→ YOUR TASK:
Collect all the lines that mention the word "this".

→ EXTRACTED MATERIAL:
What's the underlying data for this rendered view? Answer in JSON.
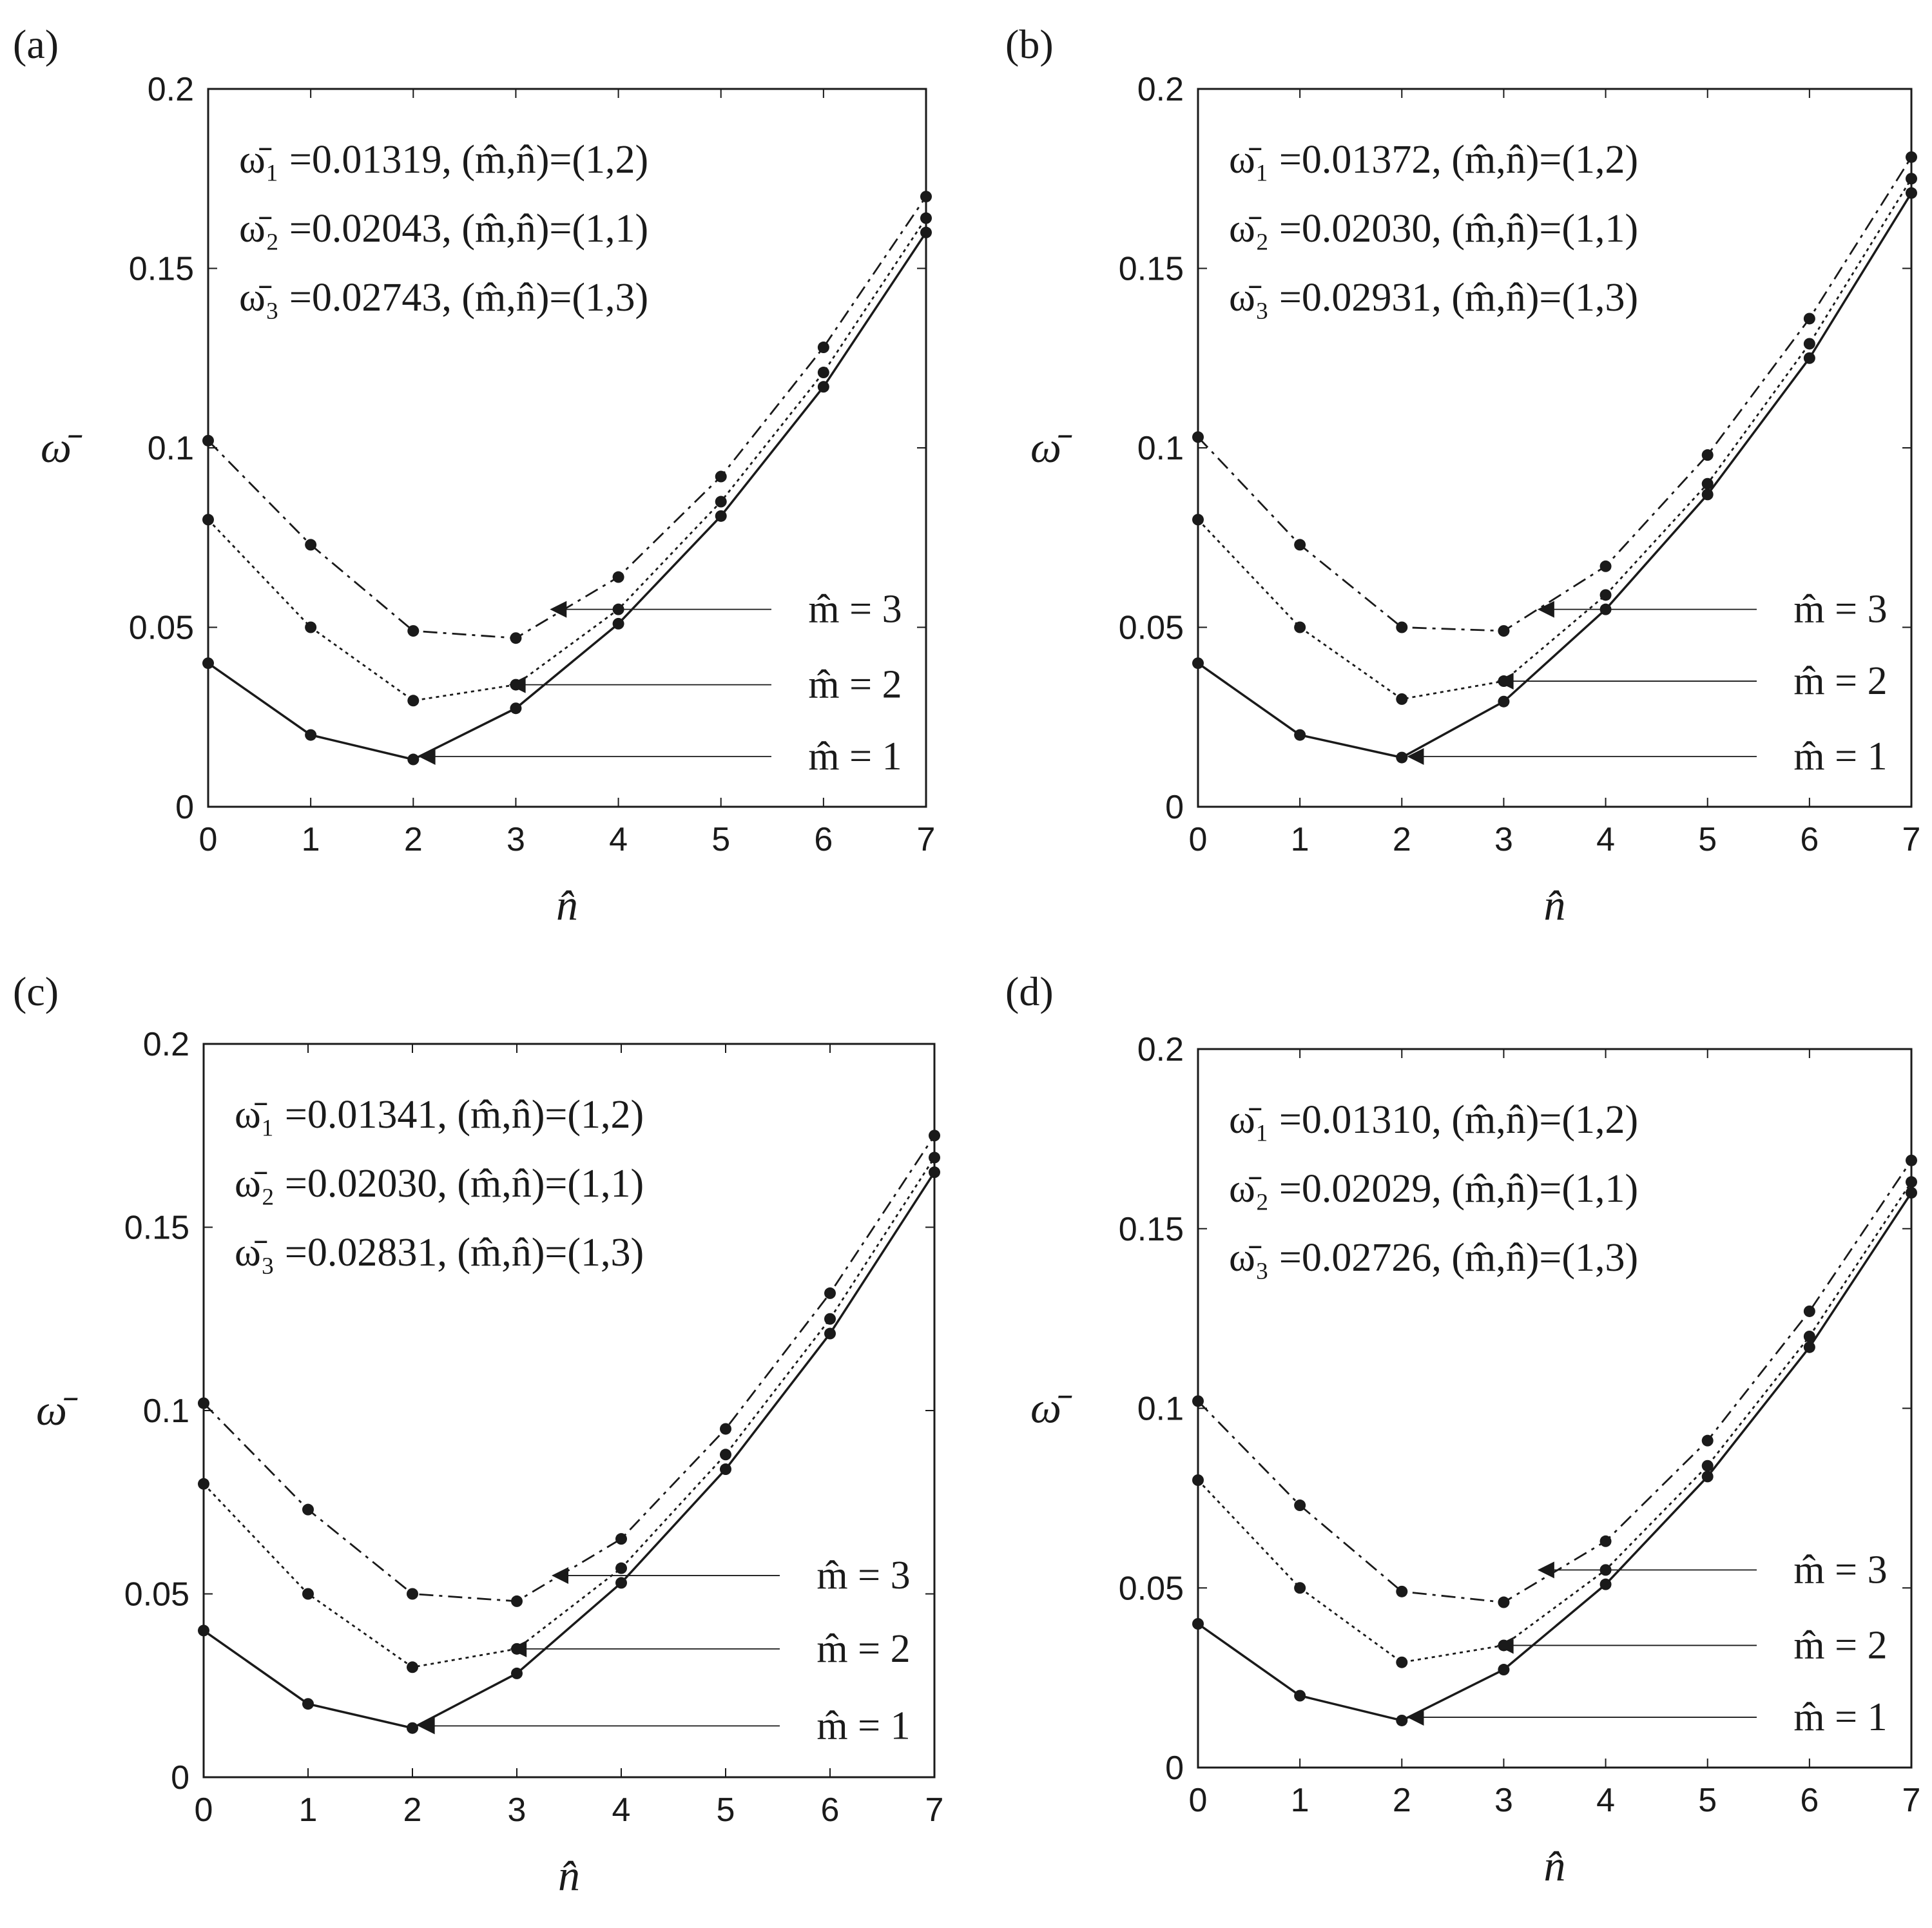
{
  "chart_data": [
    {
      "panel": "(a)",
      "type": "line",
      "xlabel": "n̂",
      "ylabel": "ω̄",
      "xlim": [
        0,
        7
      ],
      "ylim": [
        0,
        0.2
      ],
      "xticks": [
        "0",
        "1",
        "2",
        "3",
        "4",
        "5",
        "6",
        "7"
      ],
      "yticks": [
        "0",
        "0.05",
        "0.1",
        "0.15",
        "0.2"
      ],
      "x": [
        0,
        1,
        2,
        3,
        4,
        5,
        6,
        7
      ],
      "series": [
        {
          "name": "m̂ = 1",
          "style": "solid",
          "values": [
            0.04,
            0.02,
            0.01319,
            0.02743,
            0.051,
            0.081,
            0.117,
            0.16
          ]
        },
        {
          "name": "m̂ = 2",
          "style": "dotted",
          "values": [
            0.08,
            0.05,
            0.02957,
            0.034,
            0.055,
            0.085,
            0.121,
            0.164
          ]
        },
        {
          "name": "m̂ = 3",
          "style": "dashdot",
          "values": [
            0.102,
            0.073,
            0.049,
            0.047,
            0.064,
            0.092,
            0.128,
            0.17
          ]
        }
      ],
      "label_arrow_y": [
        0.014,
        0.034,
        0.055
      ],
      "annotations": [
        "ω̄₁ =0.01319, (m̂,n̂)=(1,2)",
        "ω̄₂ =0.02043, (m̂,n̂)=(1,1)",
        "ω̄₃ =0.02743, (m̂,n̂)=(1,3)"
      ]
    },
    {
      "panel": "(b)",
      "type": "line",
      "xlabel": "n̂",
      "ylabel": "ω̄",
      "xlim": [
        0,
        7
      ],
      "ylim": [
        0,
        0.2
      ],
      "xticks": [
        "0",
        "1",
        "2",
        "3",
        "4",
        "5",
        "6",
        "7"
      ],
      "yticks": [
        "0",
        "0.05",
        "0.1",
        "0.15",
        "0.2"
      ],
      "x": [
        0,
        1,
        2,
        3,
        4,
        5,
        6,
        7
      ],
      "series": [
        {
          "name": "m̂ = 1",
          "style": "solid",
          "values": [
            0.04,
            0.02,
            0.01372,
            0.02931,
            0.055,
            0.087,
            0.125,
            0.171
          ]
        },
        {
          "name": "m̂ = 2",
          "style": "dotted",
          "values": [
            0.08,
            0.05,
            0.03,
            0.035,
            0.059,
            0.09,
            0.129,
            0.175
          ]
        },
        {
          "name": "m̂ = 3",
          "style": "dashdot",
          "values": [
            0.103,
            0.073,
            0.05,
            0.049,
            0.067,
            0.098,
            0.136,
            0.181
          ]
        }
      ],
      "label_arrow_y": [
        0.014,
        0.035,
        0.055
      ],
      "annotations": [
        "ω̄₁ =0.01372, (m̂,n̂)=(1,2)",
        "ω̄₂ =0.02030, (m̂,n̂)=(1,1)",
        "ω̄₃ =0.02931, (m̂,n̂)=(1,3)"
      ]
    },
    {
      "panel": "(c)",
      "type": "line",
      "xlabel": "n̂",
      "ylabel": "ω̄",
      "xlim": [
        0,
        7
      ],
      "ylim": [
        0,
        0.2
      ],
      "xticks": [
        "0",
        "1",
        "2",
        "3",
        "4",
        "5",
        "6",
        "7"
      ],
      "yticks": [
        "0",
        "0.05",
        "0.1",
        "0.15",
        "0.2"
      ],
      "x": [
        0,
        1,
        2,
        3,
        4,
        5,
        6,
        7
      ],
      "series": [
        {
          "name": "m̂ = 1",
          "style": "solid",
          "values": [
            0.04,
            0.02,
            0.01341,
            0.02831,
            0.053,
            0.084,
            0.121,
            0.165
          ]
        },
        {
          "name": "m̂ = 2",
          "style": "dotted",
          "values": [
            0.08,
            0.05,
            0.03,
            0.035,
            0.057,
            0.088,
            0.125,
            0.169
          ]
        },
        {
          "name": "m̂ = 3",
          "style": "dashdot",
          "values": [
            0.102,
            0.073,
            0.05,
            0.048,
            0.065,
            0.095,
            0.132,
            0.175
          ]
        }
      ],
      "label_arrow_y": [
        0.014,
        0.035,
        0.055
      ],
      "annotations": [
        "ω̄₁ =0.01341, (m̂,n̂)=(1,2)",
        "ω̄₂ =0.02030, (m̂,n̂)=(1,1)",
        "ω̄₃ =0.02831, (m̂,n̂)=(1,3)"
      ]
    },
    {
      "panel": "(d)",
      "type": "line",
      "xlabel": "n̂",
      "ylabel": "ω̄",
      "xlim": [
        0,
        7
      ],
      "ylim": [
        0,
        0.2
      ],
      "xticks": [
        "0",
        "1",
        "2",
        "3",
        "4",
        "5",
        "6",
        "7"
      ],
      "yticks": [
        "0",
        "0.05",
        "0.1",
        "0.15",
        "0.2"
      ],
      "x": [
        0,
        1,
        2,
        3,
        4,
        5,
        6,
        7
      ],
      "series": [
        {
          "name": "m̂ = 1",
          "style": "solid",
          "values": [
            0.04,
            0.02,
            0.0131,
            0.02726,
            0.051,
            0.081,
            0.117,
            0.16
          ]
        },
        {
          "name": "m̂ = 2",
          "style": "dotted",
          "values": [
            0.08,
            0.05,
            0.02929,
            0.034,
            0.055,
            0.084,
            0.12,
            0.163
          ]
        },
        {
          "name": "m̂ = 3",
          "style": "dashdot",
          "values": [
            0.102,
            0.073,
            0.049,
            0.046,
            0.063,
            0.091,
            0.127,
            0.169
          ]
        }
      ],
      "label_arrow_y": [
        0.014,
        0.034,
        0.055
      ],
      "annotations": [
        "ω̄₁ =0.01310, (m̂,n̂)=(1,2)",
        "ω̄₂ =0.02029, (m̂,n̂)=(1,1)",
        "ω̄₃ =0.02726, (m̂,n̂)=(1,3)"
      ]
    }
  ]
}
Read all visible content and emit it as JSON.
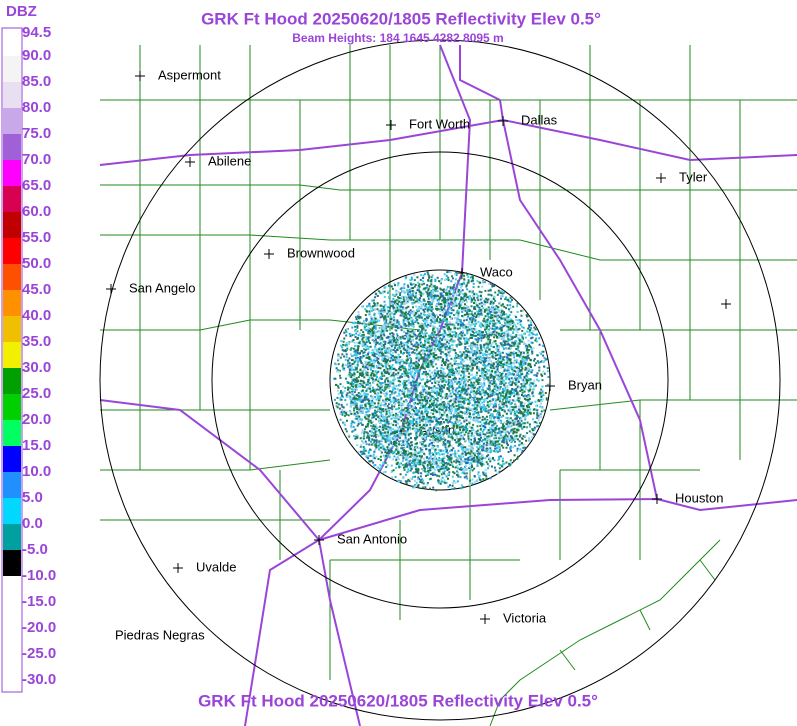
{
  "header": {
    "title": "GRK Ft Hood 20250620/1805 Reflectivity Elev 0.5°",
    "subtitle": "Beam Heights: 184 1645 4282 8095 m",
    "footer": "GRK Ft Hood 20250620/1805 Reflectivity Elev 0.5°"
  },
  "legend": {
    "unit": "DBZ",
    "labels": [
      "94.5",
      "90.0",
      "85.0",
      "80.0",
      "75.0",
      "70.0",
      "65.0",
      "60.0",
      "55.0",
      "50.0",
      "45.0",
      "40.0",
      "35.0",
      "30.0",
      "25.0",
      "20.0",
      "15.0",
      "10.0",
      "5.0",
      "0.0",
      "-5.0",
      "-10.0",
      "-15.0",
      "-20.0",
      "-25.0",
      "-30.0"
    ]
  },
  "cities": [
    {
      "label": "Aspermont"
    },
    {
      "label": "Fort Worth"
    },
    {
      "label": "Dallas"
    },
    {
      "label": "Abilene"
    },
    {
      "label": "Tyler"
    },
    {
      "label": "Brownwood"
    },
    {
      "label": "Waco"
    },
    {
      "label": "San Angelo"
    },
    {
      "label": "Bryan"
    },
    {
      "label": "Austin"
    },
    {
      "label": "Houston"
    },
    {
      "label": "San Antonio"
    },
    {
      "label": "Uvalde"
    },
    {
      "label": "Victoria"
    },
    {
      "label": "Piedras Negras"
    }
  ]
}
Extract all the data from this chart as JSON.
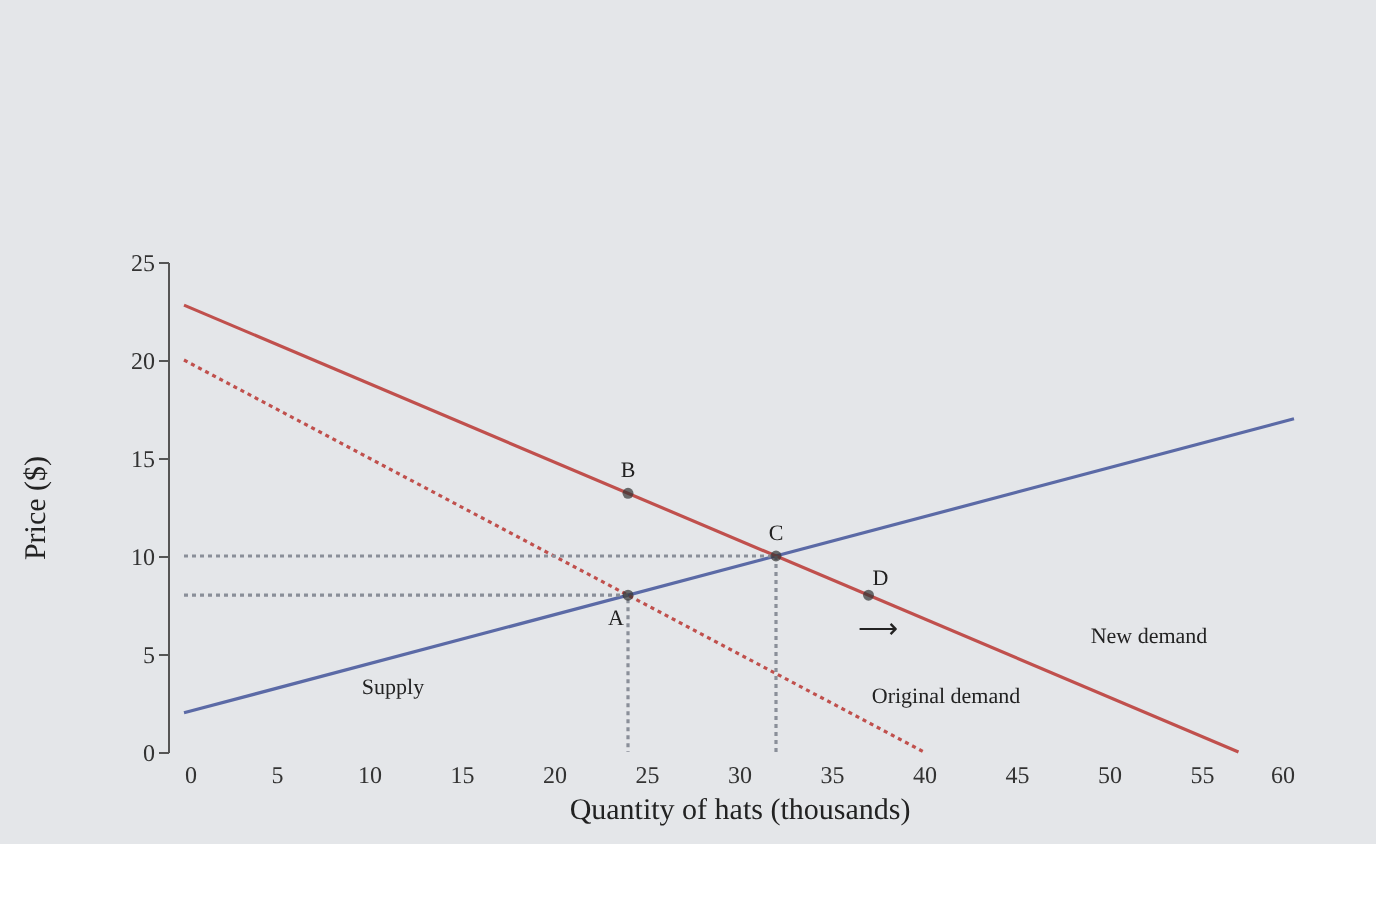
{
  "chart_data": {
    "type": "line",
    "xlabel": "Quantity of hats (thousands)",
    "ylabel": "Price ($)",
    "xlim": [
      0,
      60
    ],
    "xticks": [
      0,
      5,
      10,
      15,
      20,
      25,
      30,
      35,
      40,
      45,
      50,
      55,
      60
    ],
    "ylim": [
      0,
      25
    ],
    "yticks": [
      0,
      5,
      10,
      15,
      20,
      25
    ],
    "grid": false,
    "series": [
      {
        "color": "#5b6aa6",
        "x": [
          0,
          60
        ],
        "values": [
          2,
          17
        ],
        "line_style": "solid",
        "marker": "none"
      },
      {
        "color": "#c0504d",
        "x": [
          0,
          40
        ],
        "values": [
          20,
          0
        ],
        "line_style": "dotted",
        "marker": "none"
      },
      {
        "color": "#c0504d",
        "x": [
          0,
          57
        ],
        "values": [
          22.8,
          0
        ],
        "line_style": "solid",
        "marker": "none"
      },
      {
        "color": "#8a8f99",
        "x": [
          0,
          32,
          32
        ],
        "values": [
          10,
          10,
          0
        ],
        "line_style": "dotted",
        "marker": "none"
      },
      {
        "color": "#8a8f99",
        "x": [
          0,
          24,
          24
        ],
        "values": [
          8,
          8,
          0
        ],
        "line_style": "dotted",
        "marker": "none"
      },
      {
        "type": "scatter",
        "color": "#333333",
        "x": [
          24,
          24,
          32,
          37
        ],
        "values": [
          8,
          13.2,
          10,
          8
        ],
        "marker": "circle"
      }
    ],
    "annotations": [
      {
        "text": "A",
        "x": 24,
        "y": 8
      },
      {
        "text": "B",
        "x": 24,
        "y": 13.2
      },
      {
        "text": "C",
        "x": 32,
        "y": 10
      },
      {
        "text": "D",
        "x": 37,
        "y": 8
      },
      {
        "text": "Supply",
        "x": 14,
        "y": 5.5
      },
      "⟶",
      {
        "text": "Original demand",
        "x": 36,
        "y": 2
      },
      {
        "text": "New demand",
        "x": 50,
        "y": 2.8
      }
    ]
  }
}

→ WRITTEN REPLY:
What's the underlying data for this rendered view? Answer in JSON.
Extract all the data from this chart as JSON.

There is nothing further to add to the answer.